GIVEN TEXT -
================
750211BG-MEXICO CITY - February 11, 1975 - 42:18 Minutes

(translated into Spanish throughout)

Nitāi: (leads chanting of verse, etc.)

śrī bhagavān uvāca
aśocyān anvaśocas tvaṁ
prajñā-vādāṁś ca bhāṣase
gatāsūn agatāsūṁś ca
nānuśocanti paṇḍitāḥ
(BG 2.11)


Hṛdayānanda: (leads chanting of synonyms in Spanish)


(01:30) (translated throughout into Spanish)

śrī bhagavān uvāca
aśocyān anvaśocas tvaṁ
prajñā-vādāṁś ca bhāṣase
gatāsūn agatāsūṁś ca
nānuśocanti paṇḍitāḥ
(BG 2.11)

Śrī Bhagavān uvāca. Bhagavān means the Supreme Being. In the English dictionary when you consult the word God, it is stated there, "the Supreme Being." What is that Supreme Being? We are all living being, but amongst ourself there is comparative, superlative positions. I am here; you are here; he is there. So you may be better than me, he may be better than you, and somebody else may be better than him. In this way you go on searching after one better than the other. When you ultimately come to a point that nobody is better than him, that is Bhagavān.

Bhaga means opulence. So there are six kinds of opulences. One opulence is to become very rich. Another opulence is to become very powerful. Another opulence is to become very strong. Another opulence is to become very famous. Another opulence is to become very wise, and another opulence is to become very much renounced. So these six kinds of opulences, when present in the superlative degree, that is Bhagavān. This means, as it is stated in the Vedic literature, na tasya samaḥ adhikaś ca dṛśyate: "Nobody is found equal to Him or greater than Him." In this material world, any person you take, you'll . . . Next moment you'll find somebody equal to him and somebody greater than him. But the Vedic information is: God means who has no equal and who has no greater person than Him. Actually, Bhagavad-gītā was spoken by Kṛṣṇa, and here it is said, Bhagavān uvāca. So Bhagavān, the Supreme God, means Kṛṣṇa. That is the statement in all Vedic literature.

īśvaraḥ paramaḥ kṛṣṇaḥ
anādir ādir govindaḥ
(Bs. 5.1)

Means that īśvara, controller, the supreme controller, is Kṛṣṇa. We are also controller. I control a few people, you control a few men, another control more men, another, more men, or . . . You can go on. But the supreme controller, who controls everyone, all big controllers, that is Kṛṣṇa. Therefore, when it is said, bhagavān uvāca, that means the version which is presented herewith was spoken by the supreme controller.
================
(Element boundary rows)
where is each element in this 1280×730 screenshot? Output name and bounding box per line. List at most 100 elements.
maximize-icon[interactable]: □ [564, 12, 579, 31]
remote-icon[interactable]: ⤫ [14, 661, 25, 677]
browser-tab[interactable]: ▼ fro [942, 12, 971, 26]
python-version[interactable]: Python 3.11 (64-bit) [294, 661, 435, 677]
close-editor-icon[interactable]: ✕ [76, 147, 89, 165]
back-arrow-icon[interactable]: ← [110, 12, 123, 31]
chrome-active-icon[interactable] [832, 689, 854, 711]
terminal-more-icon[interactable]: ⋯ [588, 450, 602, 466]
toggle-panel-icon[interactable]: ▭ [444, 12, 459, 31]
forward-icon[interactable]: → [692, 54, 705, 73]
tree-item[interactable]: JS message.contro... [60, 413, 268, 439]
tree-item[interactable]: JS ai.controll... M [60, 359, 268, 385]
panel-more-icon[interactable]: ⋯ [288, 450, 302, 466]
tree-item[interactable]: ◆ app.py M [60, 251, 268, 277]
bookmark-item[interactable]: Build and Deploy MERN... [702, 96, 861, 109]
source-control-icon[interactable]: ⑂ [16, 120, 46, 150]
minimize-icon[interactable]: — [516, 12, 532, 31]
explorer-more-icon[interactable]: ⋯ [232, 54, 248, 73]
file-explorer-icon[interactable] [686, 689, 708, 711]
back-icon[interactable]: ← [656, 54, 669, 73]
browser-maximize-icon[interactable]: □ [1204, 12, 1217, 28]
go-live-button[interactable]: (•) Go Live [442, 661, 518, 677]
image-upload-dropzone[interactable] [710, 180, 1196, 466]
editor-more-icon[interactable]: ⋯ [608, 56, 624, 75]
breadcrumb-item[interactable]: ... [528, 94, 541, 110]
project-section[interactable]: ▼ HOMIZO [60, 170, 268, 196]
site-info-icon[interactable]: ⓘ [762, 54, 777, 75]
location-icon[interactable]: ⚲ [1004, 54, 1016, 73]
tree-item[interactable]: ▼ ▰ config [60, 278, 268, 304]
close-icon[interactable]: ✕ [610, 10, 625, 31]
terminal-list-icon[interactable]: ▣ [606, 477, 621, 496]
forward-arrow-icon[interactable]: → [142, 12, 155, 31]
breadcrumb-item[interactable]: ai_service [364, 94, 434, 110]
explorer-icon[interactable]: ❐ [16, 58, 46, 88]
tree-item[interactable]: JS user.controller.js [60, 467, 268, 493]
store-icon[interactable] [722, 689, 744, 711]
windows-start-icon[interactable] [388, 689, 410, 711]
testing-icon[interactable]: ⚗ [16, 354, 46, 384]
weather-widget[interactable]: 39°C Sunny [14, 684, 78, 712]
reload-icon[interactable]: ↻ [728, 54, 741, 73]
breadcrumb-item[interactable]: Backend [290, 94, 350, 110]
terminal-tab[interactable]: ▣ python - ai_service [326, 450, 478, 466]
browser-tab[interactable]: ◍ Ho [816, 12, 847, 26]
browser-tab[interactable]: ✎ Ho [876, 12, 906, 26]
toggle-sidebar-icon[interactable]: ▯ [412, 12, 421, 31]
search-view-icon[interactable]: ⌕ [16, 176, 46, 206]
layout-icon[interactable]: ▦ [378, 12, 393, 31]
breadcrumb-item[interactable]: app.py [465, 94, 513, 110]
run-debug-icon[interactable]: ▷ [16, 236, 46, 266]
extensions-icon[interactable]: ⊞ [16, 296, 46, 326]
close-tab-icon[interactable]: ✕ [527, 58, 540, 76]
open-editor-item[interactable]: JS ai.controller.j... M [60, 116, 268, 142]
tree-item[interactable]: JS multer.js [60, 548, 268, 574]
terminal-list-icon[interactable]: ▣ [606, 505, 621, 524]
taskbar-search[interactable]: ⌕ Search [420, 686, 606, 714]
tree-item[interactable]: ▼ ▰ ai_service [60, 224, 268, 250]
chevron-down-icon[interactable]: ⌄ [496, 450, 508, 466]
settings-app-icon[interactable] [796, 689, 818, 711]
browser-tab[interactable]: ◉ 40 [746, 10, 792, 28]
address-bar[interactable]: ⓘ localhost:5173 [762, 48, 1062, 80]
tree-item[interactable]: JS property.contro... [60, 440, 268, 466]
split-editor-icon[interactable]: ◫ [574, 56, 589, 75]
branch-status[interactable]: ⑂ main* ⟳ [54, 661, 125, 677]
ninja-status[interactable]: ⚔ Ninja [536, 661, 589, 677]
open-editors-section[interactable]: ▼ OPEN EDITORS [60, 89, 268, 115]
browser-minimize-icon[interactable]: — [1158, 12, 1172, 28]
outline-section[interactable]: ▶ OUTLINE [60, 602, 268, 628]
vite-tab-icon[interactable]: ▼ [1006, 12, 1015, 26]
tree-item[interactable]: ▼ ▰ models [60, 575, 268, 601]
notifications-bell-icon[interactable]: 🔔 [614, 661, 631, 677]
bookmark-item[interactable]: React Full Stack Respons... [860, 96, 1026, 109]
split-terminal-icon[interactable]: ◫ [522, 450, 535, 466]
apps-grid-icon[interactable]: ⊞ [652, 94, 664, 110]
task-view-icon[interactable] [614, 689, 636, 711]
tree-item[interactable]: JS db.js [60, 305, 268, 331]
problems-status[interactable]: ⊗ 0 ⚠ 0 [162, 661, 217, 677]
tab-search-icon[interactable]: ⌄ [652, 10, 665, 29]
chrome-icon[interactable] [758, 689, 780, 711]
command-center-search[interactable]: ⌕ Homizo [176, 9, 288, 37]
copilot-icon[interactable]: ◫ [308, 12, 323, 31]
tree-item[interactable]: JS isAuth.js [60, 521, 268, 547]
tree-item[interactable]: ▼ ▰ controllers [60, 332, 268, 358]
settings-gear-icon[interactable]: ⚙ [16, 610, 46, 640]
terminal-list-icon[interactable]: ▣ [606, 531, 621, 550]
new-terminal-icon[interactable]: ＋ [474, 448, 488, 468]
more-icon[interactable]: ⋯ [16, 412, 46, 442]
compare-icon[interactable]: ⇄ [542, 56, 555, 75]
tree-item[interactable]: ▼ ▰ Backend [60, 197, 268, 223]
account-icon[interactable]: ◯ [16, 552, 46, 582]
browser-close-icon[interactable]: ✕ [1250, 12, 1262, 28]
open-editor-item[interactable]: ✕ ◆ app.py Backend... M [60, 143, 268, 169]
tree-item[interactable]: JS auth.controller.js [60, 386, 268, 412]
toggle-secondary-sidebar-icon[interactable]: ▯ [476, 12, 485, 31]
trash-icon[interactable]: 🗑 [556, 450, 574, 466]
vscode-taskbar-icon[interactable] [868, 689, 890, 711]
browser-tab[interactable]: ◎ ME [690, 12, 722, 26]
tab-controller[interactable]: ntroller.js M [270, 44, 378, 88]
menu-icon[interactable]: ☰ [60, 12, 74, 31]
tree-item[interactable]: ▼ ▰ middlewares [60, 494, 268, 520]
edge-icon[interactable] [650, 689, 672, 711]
================
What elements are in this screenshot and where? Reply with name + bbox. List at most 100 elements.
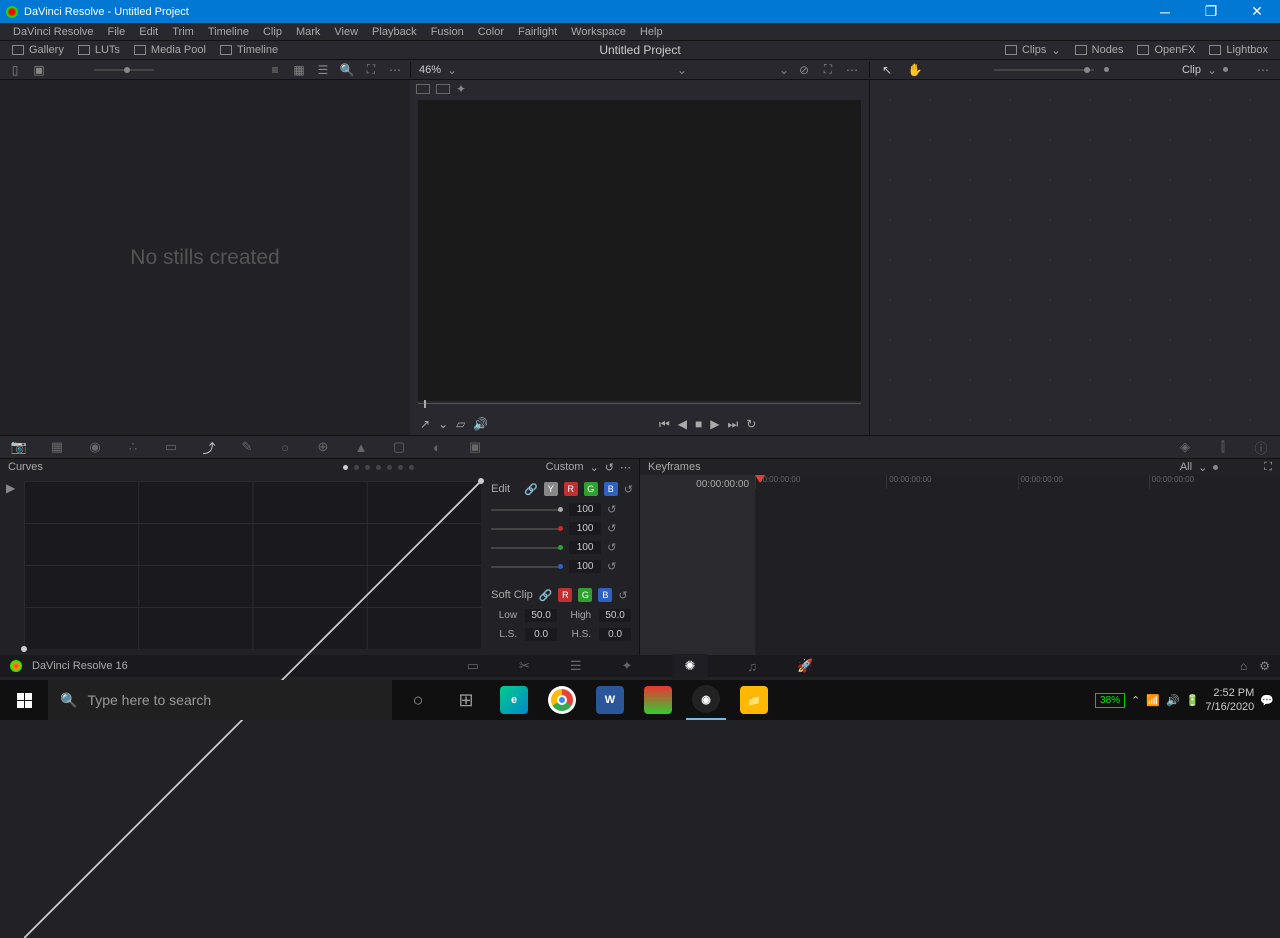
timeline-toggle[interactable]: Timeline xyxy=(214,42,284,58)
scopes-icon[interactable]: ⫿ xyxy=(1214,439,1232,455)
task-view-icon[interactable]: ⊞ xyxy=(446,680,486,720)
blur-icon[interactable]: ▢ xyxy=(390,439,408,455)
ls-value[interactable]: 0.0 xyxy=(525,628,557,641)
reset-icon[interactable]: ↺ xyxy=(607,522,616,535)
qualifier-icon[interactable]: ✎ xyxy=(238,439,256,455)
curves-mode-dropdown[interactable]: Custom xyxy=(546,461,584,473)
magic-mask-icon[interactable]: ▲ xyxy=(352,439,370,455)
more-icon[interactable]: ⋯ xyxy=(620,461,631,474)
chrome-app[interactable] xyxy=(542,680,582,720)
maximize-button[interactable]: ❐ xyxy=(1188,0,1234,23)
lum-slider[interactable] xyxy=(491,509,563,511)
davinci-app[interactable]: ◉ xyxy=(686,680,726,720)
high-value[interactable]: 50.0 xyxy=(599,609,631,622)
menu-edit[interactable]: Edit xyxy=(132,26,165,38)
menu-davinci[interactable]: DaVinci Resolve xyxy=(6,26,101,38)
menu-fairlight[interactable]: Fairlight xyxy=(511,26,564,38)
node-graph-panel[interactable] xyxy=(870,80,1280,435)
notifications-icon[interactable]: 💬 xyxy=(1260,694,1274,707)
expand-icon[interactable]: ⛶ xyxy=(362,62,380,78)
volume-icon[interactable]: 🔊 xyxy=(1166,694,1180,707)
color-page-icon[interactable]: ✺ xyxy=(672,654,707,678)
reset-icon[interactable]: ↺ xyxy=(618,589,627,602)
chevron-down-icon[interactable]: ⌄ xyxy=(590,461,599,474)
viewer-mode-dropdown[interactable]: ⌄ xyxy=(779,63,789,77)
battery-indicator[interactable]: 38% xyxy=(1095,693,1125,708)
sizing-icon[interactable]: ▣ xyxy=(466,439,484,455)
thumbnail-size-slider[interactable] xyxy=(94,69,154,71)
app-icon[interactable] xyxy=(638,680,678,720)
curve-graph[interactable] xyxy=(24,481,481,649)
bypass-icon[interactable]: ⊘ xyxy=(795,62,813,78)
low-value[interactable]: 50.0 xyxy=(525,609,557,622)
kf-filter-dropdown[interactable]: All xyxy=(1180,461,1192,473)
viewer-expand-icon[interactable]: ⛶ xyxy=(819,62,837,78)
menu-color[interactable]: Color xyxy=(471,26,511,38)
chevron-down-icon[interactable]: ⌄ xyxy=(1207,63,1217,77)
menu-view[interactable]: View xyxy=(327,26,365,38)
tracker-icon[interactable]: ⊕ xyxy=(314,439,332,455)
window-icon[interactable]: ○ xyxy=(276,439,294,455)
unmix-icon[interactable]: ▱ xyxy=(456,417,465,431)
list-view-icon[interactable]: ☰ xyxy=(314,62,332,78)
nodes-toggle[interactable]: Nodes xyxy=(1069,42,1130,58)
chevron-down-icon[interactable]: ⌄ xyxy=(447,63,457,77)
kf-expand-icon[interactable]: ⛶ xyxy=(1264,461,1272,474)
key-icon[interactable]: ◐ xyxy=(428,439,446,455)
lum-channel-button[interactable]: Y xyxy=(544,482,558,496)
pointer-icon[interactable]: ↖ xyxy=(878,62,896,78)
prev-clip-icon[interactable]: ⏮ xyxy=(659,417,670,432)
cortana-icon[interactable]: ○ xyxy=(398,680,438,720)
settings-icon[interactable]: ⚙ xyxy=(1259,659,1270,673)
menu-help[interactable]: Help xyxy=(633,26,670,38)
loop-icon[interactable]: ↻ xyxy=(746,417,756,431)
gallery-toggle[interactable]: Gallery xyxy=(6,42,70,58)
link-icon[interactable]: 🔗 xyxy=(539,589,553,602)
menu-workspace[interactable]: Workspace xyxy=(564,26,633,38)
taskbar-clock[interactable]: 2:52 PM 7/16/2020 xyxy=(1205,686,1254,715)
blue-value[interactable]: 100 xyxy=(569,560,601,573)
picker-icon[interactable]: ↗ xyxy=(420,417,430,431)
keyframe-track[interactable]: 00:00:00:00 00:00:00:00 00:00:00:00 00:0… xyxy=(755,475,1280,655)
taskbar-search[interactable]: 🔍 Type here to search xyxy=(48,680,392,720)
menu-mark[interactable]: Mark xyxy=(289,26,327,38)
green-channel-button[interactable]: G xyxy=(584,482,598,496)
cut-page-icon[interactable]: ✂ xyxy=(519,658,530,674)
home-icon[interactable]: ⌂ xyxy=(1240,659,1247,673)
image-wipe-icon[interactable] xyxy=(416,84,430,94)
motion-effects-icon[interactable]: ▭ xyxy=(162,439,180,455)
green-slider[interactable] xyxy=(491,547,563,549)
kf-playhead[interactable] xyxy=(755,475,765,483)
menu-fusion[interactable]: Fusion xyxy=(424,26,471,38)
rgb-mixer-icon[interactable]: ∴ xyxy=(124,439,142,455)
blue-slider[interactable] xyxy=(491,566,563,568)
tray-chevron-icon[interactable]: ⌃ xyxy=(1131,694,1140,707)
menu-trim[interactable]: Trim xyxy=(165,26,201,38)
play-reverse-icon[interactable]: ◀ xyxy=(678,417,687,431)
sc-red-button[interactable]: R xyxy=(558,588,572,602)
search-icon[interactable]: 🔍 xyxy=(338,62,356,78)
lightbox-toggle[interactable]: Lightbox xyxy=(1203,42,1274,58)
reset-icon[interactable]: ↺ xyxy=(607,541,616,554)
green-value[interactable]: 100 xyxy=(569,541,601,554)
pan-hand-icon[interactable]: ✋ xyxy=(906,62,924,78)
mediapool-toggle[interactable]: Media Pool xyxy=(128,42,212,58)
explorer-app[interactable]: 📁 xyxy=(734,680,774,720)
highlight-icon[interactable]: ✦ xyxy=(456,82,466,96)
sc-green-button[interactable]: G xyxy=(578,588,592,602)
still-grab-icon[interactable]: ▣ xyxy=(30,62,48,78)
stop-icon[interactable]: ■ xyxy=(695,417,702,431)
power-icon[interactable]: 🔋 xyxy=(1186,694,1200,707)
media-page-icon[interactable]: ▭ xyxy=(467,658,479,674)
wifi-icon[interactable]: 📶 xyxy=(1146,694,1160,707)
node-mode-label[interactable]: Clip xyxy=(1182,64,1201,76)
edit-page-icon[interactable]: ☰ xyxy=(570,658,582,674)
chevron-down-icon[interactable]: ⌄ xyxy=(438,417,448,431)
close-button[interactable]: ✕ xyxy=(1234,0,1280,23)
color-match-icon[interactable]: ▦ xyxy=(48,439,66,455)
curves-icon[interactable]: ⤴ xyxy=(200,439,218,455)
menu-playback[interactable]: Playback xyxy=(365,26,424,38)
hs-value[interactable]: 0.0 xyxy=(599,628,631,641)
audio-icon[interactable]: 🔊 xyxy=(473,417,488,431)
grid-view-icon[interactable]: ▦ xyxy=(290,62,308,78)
================
WORK TO DO -
1. In the lecture transcript, what does the word bhaga mean?
2. Continue the lecture transcript on Bhagavān from the point where it stops.

THE RESPONSES -
1. Opulence.

2.
So our process of receiving knowledge is from the supreme controller because, according to the definition already given: wise, the most wise. Kṛṣṇa, or Bhagavān, is the most wise. Therefore, if we receive knowledge from the most wise, then there is no flaw. That is our principle, that we are receiving from Kṛṣṇa, the supreme controller, directly. Just like when there is some misunderstanding, we take help from the law books, because in the law book or in the law court, the decision is obligatory to both the parties. So to give knowledge there are many, many parties, but when we receive knowledge from the Supreme, that is all-inclusive. So here Kṛṣṇa says, aśocyān anvaśocas tvaṁ prajñā-vādāṁś ca bhāṣase (BG 2.11). Arjuna has accepted the guidance of Kṛṣṇa. He has said previously that "The position is very perplexing. Therefore I accept You as my spiritual master, and You kindly give me enlightenment." This is the process. We should approach the Supreme or the representative of the Supreme. Just like the same example: when there is any controversy, we refer to the law book or to the lawyer, or we take the decision of the law court, and that is final.

So here Kṛṣṇa says to Arjuna that . . . Because he has accepted the leadership of Kṛṣṇa, therefore Kṛṣṇa is chastising him in this way. He is chastising in this way, that Arjuna was talking with Kṛṣṇa as friends. So friends means equal status. But he gave up that status. He took the status of a disciple. A disciple means who voluntarily agrees to be disciplined by the spiritual master. When one becomes disciple, he cannot disobey the order of the spiritual master. Śiṣya. Śiṣya, this word comes from the root śās-dhātu, means "I accept your ruling." So previously Arjuna has accepted, śiṣyas te 'haṁ śādhi māṁ prapannam (BG 2.7): "I am now surrendered to You, and I agree voluntarily to accept Your ruling." This is the relationship between the spiritual master and the disciple.

So we have got ten kinds of offenses in chanting the Hare Kṛṣṇa mantra. So the first offense is guror avajñā, means to disobey the orders of guru, spiritual master. One cannot disobey the orders of guru. Caitanya Mahāprabhu, although He is Kṛṣṇa Himself, he also says, guru more mūrkha dekhi' karila śāsana (CC Adi 7.71): "My guru, My spiritual master, saw Me a fool, and therefore he has chastised Me." So therefore Kṛṣṇa . . . Because Arjuna has accepted Kṛṣṇa as guru, therefore He is chastising him that "You are lamenting on a subject matter which is not done by any learned man." That means, "You are not a learned man. You are fool." "The learned man does not do like this"—that means, "You are not learned man because you are doing this." So Kṛṣṇa said that "You . . . Practically you are not in the knowledge of things. Still, you are lamenting on the bodily concept of life." Anyone who accepts this body as self, he is not only unlearned, but he is compared with the animal. That is the statement in the Vedic literature,

yasyātma-buddhiḥ kuṇape tri-dhātuke
sva-dhīḥ kalatrādiṣu bhauma ijya-dhīḥ
yat-tīrtha-buddhiḥ salile na karhicij
janeṣv abhijñeṣu sa eva go-kharaḥ
(SB 10.84.13)

Go means cow, and khara means ass.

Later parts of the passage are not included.